## Aim
Reproduce the data that follows in its entirety, character for character.
** Begin **
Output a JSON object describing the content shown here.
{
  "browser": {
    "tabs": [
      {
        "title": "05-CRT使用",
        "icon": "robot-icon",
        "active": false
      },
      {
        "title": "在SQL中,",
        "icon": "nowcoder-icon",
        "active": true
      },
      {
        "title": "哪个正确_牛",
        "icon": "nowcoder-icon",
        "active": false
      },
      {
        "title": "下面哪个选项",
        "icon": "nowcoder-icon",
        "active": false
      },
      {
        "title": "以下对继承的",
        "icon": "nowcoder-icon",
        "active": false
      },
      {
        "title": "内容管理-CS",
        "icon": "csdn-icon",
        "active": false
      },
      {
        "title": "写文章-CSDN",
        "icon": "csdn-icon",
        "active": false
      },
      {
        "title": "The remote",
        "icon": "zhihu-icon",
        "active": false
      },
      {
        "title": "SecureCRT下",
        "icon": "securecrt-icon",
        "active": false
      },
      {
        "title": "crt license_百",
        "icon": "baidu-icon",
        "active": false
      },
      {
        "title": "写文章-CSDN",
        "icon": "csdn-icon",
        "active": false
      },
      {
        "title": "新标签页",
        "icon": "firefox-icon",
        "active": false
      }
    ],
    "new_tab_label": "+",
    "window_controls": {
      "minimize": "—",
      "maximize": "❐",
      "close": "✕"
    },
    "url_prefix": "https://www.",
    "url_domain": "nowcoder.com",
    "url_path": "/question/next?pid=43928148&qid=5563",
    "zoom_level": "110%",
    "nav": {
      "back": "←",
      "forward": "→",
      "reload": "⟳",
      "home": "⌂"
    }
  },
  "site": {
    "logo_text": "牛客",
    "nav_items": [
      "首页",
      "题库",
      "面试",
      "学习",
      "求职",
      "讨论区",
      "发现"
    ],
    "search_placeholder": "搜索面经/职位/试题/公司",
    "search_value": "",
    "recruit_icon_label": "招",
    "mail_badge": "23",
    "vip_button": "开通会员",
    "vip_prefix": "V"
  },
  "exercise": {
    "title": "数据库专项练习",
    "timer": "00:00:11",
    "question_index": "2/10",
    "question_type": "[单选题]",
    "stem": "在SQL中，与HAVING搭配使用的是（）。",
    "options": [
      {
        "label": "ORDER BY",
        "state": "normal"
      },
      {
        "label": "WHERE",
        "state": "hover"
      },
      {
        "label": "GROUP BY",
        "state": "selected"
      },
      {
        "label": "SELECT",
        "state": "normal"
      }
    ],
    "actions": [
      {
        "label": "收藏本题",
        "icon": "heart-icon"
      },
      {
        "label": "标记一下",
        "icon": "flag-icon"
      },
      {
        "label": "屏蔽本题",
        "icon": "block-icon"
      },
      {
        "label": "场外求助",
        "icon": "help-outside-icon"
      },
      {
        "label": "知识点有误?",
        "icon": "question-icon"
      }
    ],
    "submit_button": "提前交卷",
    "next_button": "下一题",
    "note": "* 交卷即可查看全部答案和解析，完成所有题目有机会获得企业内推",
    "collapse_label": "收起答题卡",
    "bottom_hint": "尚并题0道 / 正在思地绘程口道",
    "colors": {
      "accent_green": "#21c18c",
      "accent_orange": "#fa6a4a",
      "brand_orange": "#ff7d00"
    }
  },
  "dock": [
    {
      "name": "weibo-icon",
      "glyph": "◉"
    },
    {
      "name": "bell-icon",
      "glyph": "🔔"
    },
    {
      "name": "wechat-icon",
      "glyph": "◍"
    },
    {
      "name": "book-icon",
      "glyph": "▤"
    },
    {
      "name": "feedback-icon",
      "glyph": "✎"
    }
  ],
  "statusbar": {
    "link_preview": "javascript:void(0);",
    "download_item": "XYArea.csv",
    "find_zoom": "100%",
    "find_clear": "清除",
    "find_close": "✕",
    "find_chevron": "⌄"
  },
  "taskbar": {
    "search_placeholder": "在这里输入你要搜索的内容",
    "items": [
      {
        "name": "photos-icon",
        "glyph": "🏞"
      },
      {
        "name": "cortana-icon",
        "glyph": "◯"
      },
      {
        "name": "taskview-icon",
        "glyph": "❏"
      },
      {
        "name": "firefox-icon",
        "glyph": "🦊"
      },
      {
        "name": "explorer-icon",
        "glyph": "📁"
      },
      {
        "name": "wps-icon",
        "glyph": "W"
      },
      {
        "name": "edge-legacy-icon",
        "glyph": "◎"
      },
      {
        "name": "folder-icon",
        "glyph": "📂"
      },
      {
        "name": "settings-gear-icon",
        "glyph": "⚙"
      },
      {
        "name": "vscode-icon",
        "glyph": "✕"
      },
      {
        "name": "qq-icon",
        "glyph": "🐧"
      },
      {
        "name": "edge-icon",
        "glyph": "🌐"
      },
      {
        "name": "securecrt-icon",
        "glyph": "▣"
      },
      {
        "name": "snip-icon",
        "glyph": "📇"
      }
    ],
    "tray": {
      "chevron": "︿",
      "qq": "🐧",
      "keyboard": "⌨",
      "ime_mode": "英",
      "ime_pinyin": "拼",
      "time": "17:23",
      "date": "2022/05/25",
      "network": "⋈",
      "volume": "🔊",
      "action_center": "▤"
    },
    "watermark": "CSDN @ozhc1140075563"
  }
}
** End **
## Solution for this problem
Output a JSON object describing the content shown here.
{
  "browser": {
    "tabs": [
      {
        "title": "05-CRT使用",
        "icon": "robot-icon",
        "active": false
      },
      {
        "title": "在SQL中,",
        "icon": "nowcoder-icon",
        "active": true
      },
      {
        "title": "哪个正确_牛",
        "icon": "nowcoder-icon",
        "active": false
      },
      {
        "title": "下面哪个选项",
        "icon": "nowcoder-icon",
        "active": false
      },
      {
        "title": "以下对继承的",
        "icon": "nowcoder-icon",
        "active": false
      },
      {
        "title": "内容管理-CS",
        "icon": "csdn-icon",
        "active": false
      },
      {
        "title": "写文章-CSDN",
        "icon": "csdn-icon",
        "active": false
      },
      {
        "title": "The remote",
        "icon": "zhihu-icon",
        "active": false
      },
      {
        "title": "SecureCRT下",
        "icon": "securecrt-icon",
        "active": false
      },
      {
        "title": "crt license_百",
        "icon": "baidu-icon",
        "active": false
      },
      {
        "title": "写文章-CSDN",
        "icon": "csdn-icon",
        "active": false
      },
      {
        "title": "新标签页",
        "icon": "firefox-icon",
        "active": false
      }
    ],
    "new_tab_label": "+",
    "window_controls": {
      "minimize": "—",
      "maximize": "❐",
      "close": "✕"
    },
    "url_prefix": "https://www.",
    "url_domain": "nowcoder.com",
    "url_path": "/question/next?pid=43928148&qid=5563",
    "zoom_level": "110%",
    "nav": {
      "back": "←",
      "forward": "→",
      "reload": "⟳",
      "home": "⌂"
    }
  },
  "site": {
    "logo_text": "牛客",
    "nav_items": [
      "首页",
      "题库",
      "面试",
      "学习",
      "求职",
      "讨论区",
      "发现"
    ],
    "search_placeholder": "搜索面经/职位/试题/公司",
    "search_value": "",
    "recruit_icon_label": "招",
    "mail_badge": "23",
    "vip_button": "开通会员",
    "vip_prefix": "V"
  },
  "exercise": {
    "title": "数据库专项练习",
    "timer": "00:00:11",
    "question_index": "2/10",
    "question_type": "[单选题]",
    "stem": "在SQL中，与HAVING搭配使用的是（）。",
    "options": [
      {
        "label": "ORDER BY",
        "state": "normal"
      },
      {
        "label": "WHERE",
        "state": "hover"
      },
      {
        "label": "GROUP BY",
        "state": "selected"
      },
      {
        "label": "SELECT",
        "state": "normal"
      }
    ],
    "actions": [
      {
        "label": "收藏本题",
        "icon": "heart-icon"
      },
      {
        "label": "标记一下",
        "icon": "flag-icon"
      },
      {
        "label": "屏蔽本题",
        "icon": "block-icon"
      },
      {
        "label": "场外求助",
        "icon": "help-outside-icon"
      },
      {
        "label": "知识点有误?",
        "icon": "question-icon"
      }
    ],
    "submit_button": "提前交卷",
    "next_button": "下一题",
    "note": "* 交卷即可查看全部答案和解析，完成所有题目有机会获得企业内推",
    "collapse_label": "收起答题卡",
    "bottom_hint": "尚并题0道 / 正在思地绘程口道",
    "colors": {
      "accent_green": "#21c18c",
      "accent_orange": "#fa6a4a",
      "brand_orange": "#ff7d00"
    }
  },
  "dock": [
    {
      "name": "weibo-icon",
      "glyph": "◉"
    },
    {
      "name": "bell-icon",
      "glyph": "🔔"
    },
    {
      "name": "wechat-icon",
      "glyph": "◍"
    },
    {
      "name": "book-icon",
      "glyph": "▤"
    },
    {
      "name": "feedback-icon",
      "glyph": "✎"
    }
  ],
  "statusbar": {
    "link_preview": "javascript:void(0);",
    "download_item": "XYArea.csv",
    "find_zoom": "100%",
    "find_clear": "清除",
    "find_close": "✕",
    "find_chevron": "⌄"
  },
  "taskbar": {
    "search_placeholder": "在这里输入你要搜索的内容",
    "items": [
      {
        "name": "photos-icon",
        "glyph": "🏞"
      },
      {
        "name": "cortana-icon",
        "glyph": "◯"
      },
      {
        "name": "taskview-icon",
        "glyph": "❏"
      },
      {
        "name": "firefox-icon",
        "glyph": "🦊"
      },
      {
        "name": "explorer-icon",
        "glyph": "📁"
      },
      {
        "name": "wps-icon",
        "glyph": "W"
      },
      {
        "name": "edge-legacy-icon",
        "glyph": "◎"
      },
      {
        "name": "folder-icon",
        "glyph": "📂"
      },
      {
        "name": "settings-gear-icon",
        "glyph": "⚙"
      },
      {
        "name": "vscode-icon",
        "glyph": "✕"
      },
      {
        "name": "qq-icon",
        "glyph": "🐧"
      },
      {
        "name": "edge-icon",
        "glyph": "🌐"
      },
      {
        "name": "securecrt-icon",
        "glyph": "▣"
      },
      {
        "name": "snip-icon",
        "glyph": "📇"
      }
    ],
    "tray": {
      "chevron": "︿",
      "qq": "🐧",
      "keyboard": "⌨",
      "ime_mode": "英",
      "ime_pinyin": "拼",
      "time": "17:23",
      "date": "2022/05/25",
      "network": "⋈",
      "volume": "🔊",
      "action_center": "▤"
    },
    "watermark": "CSDN @ozhc1140075563"
  }
}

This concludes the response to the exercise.